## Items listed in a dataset
======

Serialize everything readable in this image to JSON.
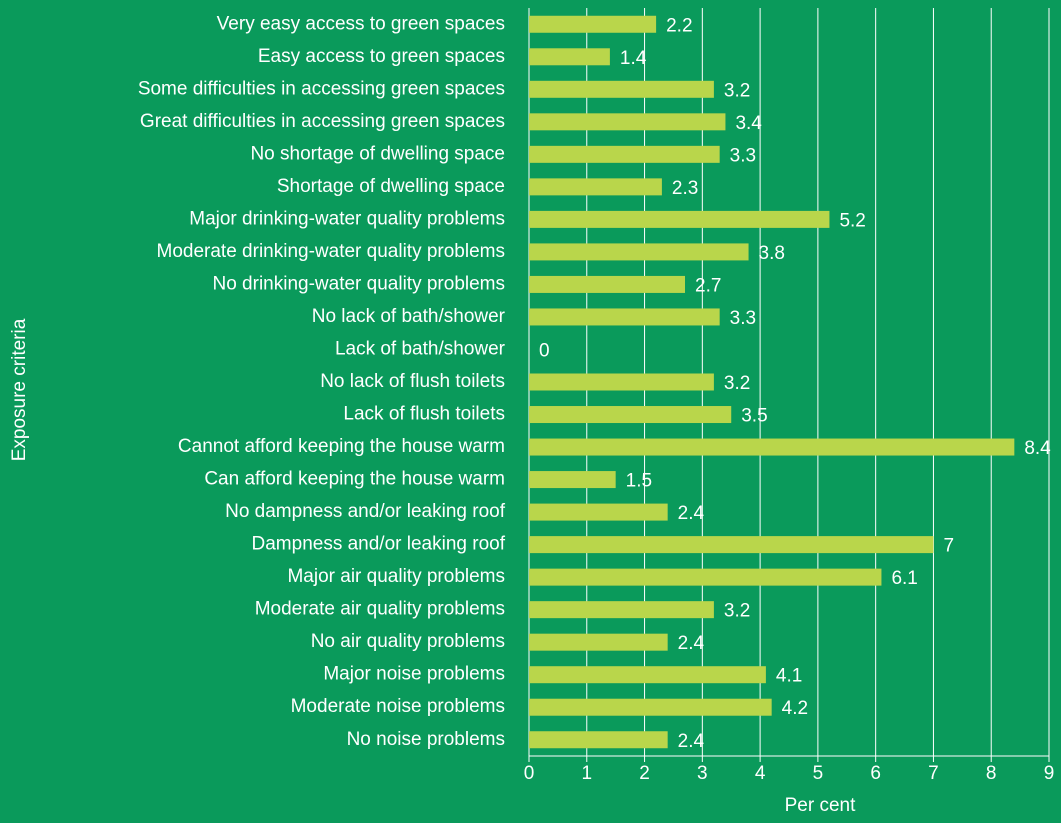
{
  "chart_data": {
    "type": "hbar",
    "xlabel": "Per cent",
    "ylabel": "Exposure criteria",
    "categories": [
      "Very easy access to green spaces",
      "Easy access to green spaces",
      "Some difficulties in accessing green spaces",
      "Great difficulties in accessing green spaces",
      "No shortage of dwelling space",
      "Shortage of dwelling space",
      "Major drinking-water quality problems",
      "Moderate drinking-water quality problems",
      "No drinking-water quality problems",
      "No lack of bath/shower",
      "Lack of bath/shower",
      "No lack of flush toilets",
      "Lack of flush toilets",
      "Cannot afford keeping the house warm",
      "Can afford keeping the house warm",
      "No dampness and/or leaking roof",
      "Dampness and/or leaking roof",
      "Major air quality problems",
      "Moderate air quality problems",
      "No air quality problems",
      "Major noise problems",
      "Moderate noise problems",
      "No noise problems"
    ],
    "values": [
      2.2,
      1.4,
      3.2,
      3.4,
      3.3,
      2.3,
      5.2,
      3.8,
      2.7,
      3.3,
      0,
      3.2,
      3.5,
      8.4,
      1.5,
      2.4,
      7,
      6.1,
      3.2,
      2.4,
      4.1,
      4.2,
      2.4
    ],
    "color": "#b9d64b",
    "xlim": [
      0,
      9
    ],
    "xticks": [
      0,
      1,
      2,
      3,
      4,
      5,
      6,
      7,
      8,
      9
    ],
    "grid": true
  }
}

======

## Aim
Lines from the records above that hold "house" are the ones to list.

## Exercise solution
      "Cannot afford keeping the house warm",
      "Can afford keeping the house warm",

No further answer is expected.